* **YOUR OBJECTIVE**: Return the listing below word for word.
--
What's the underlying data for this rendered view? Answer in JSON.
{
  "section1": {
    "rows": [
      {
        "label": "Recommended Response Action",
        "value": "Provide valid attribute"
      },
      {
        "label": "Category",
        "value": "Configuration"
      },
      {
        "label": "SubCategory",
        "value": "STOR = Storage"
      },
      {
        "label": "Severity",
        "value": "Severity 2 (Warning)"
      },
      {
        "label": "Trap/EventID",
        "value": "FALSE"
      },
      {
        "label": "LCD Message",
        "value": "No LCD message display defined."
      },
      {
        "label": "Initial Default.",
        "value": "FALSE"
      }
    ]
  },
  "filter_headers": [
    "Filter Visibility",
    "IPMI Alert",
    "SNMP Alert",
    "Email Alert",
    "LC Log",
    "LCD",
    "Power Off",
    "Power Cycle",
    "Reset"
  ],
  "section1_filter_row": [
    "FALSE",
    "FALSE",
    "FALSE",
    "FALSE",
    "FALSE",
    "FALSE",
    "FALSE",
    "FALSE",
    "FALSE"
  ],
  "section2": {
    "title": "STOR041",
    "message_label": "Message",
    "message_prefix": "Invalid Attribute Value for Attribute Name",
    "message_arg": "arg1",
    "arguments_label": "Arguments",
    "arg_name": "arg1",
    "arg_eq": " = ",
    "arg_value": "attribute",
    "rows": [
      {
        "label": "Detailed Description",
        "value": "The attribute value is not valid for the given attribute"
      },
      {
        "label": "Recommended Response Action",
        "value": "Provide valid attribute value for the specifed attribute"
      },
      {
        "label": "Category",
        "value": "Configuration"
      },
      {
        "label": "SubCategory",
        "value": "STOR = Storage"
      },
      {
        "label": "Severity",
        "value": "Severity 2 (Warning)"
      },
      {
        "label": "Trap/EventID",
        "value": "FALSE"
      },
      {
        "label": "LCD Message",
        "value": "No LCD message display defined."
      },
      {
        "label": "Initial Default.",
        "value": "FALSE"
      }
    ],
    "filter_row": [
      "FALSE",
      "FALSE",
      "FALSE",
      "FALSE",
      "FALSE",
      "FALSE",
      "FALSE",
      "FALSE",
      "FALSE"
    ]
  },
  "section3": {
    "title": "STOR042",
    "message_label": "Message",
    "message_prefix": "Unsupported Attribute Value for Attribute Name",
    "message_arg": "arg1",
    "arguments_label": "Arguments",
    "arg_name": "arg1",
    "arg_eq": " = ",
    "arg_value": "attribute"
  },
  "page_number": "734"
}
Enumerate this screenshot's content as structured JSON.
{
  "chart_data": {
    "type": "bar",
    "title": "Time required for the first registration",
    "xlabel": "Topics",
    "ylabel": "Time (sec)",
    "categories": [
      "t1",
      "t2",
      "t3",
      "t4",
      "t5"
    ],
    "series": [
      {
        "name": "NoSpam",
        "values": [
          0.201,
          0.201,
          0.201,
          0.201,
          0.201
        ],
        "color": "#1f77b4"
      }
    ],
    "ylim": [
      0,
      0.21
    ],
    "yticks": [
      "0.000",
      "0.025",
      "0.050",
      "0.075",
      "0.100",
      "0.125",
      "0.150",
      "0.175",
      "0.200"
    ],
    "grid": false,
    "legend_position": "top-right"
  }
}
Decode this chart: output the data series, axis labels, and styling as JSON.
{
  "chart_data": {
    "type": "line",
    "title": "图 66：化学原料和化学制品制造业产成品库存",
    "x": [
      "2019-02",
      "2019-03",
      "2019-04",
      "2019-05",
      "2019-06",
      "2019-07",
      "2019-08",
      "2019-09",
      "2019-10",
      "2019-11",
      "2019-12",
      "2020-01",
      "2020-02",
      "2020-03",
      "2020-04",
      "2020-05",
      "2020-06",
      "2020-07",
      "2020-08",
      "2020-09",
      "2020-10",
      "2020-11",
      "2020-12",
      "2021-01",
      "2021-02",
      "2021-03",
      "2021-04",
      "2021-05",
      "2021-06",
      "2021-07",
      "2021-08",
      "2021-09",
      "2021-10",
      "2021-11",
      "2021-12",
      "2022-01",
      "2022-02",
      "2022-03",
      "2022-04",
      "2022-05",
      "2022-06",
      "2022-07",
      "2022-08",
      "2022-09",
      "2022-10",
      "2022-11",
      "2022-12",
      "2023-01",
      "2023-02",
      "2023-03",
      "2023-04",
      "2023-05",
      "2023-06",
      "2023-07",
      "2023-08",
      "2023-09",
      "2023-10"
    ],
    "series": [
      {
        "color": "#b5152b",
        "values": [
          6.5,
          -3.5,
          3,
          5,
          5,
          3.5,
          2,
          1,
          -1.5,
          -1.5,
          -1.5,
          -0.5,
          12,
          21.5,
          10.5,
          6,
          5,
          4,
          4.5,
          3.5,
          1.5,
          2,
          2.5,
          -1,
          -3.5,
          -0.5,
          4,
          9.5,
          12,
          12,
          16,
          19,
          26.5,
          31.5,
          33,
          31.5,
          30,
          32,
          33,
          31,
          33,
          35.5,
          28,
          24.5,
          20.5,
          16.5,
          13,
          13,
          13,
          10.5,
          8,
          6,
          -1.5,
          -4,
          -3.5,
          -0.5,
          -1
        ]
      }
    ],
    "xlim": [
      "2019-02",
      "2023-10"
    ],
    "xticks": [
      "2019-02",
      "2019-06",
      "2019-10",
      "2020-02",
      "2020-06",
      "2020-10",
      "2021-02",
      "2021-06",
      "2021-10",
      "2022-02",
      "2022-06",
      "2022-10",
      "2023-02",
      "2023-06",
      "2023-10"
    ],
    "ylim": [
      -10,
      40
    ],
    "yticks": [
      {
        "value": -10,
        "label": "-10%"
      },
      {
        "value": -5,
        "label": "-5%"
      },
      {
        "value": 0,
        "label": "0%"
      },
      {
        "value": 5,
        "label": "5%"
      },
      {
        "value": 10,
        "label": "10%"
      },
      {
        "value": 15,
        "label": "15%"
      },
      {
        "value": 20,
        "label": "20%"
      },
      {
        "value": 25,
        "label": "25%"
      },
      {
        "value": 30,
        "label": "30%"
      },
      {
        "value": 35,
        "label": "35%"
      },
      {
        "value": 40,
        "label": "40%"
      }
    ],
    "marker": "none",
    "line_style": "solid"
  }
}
--
* **EXPECTED ANSWER**:
What's the underlying data for this rendered view? Answer in JSON.
{
  "section1": {
    "rows": [
      {
        "label": "Recommended Response Action",
        "value": "Provide valid attribute"
      },
      {
        "label": "Category",
        "value": "Configuration"
      },
      {
        "label": "SubCategory",
        "value": "STOR = Storage"
      },
      {
        "label": "Severity",
        "value": "Severity 2 (Warning)"
      },
      {
        "label": "Trap/EventID",
        "value": "FALSE"
      },
      {
        "label": "LCD Message",
        "value": "No LCD message display defined."
      },
      {
        "label": "Initial Default.",
        "value": "FALSE"
      }
    ]
  },
  "filter_headers": [
    "Filter Visibility",
    "IPMI Alert",
    "SNMP Alert",
    "Email Alert",
    "LC Log",
    "LCD",
    "Power Off",
    "Power Cycle",
    "Reset"
  ],
  "section1_filter_row": [
    "FALSE",
    "FALSE",
    "FALSE",
    "FALSE",
    "FALSE",
    "FALSE",
    "FALSE",
    "FALSE",
    "FALSE"
  ],
  "section2": {
    "title": "STOR041",
    "message_label": "Message",
    "message_prefix": "Invalid Attribute Value for Attribute Name",
    "message_arg": "arg1",
    "arguments_label": "Arguments",
    "arg_name": "arg1",
    "arg_eq": " = ",
    "arg_value": "attribute",
    "rows": [
      {
        "label": "Detailed Description",
        "value": "The attribute value is not valid for the given attribute"
      },
      {
        "label": "Recommended Response Action",
        "value": "Provide valid attribute value for the specifed attribute"
      },
      {
        "label": "Category",
        "value": "Configuration"
      },
      {
        "label": "SubCategory",
        "value": "STOR = Storage"
      },
      {
        "label": "Severity",
        "value": "Severity 2 (Warning)"
      },
      {
        "label": "Trap/EventID",
        "value": "FALSE"
      },
      {
        "label": "LCD Message",
        "value": "No LCD message display defined."
      },
      {
        "label": "Initial Default.",
        "value": "FALSE"
      }
    ],
    "filter_row": [
      "FALSE",
      "FALSE",
      "FALSE",
      "FALSE",
      "FALSE",
      "FALSE",
      "FALSE",
      "FALSE",
      "FALSE"
    ]
  },
  "section3": {
    "title": "STOR042",
    "message_label": "Message",
    "message_prefix": "Unsupported Attribute Value for Attribute Name",
    "message_arg": "arg1",
    "arguments_label": "Arguments",
    "arg_name": "arg1",
    "arg_eq": " = ",
    "arg_value": "attribute"
  },
  "page_number": "734"
}
Enumerate this screenshot's content as structured JSON.
{
  "chart_data": {
    "type": "bar",
    "title": "Time required for the first registration",
    "xlabel": "Topics",
    "ylabel": "Time (sec)",
    "categories": [
      "t1",
      "t2",
      "t3",
      "t4",
      "t5"
    ],
    "series": [
      {
        "name": "NoSpam",
        "values": [
          0.201,
          0.201,
          0.201,
          0.201,
          0.201
        ],
        "color": "#1f77b4"
      }
    ],
    "ylim": [
      0,
      0.21
    ],
    "yticks": [
      "0.000",
      "0.025",
      "0.050",
      "0.075",
      "0.100",
      "0.125",
      "0.150",
      "0.175",
      "0.200"
    ],
    "grid": false,
    "legend_position": "top-right"
  }
}
Decode this chart: output the data series, axis labels, and styling as JSON.
{
  "chart_data": {
    "type": "line",
    "title": "图 66：化学原料和化学制品制造业产成品库存",
    "x": [
      "2019-02",
      "2019-03",
      "2019-04",
      "2019-05",
      "2019-06",
      "2019-07",
      "2019-08",
      "2019-09",
      "2019-10",
      "2019-11",
      "2019-12",
      "2020-01",
      "2020-02",
      "2020-03",
      "2020-04",
      "2020-05",
      "2020-06",
      "2020-07",
      "2020-08",
      "2020-09",
      "2020-10",
      "2020-11",
      "2020-12",
      "2021-01",
      "2021-02",
      "2021-03",
      "2021-04",
      "2021-05",
      "2021-06",
      "2021-07",
      "2021-08",
      "2021-09",
      "2021-10",
      "2021-11",
      "2021-12",
      "2022-01",
      "2022-02",
      "2022-03",
      "2022-04",
      "2022-05",
      "2022-06",
      "2022-07",
      "2022-08",
      "2022-09",
      "2022-10",
      "2022-11",
      "2022-12",
      "2023-01",
      "2023-02",
      "2023-03",
      "2023-04",
      "2023-05",
      "2023-06",
      "2023-07",
      "2023-08",
      "2023-09",
      "2023-10"
    ],
    "series": [
      {
        "color": "#b5152b",
        "values": [
          6.5,
          -3.5,
          3,
          5,
          5,
          3.5,
          2,
          1,
          -1.5,
          -1.5,
          -1.5,
          -0.5,
          12,
          21.5,
          10.5,
          6,
          5,
          4,
          4.5,
          3.5,
          1.5,
          2,
          2.5,
          -1,
          -3.5,
          -0.5,
          4,
          9.5,
          12,
          12,
          16,
          19,
          26.5,
          31.5,
          33,
          31.5,
          30,
          32,
          33,
          31,
          33,
          35.5,
          28,
          24.5,
          20.5,
          16.5,
          13,
          13,
          13,
          10.5,
          8,
          6,
          -1.5,
          -4,
          -3.5,
          -0.5,
          -1
        ]
      }
    ],
    "xlim": [
      "2019-02",
      "2023-10"
    ],
    "xticks": [
      "2019-02",
      "2019-06",
      "2019-10",
      "2020-02",
      "2020-06",
      "2020-10",
      "2021-02",
      "2021-06",
      "2021-10",
      "2022-02",
      "2022-06",
      "2022-10",
      "2023-02",
      "2023-06",
      "2023-10"
    ],
    "ylim": [
      -10,
      40
    ],
    "yticks": [
      {
        "value": -10,
        "label": "-10%"
      },
      {
        "value": -5,
        "label": "-5%"
      },
      {
        "value": 0,
        "label": "0%"
      },
      {
        "value": 5,
        "label": "5%"
      },
      {
        "value": 10,
        "label": "10%"
      },
      {
        "value": 15,
        "label": "15%"
      },
      {
        "value": 20,
        "label": "20%"
      },
      {
        "value": 25,
        "label": "25%"
      },
      {
        "value": 30,
        "label": "30%"
      },
      {
        "value": 35,
        "label": "35%"
      },
      {
        "value": 40,
        "label": "40%"
      }
    ],
    "marker": "none",
    "line_style": "solid"
  }
}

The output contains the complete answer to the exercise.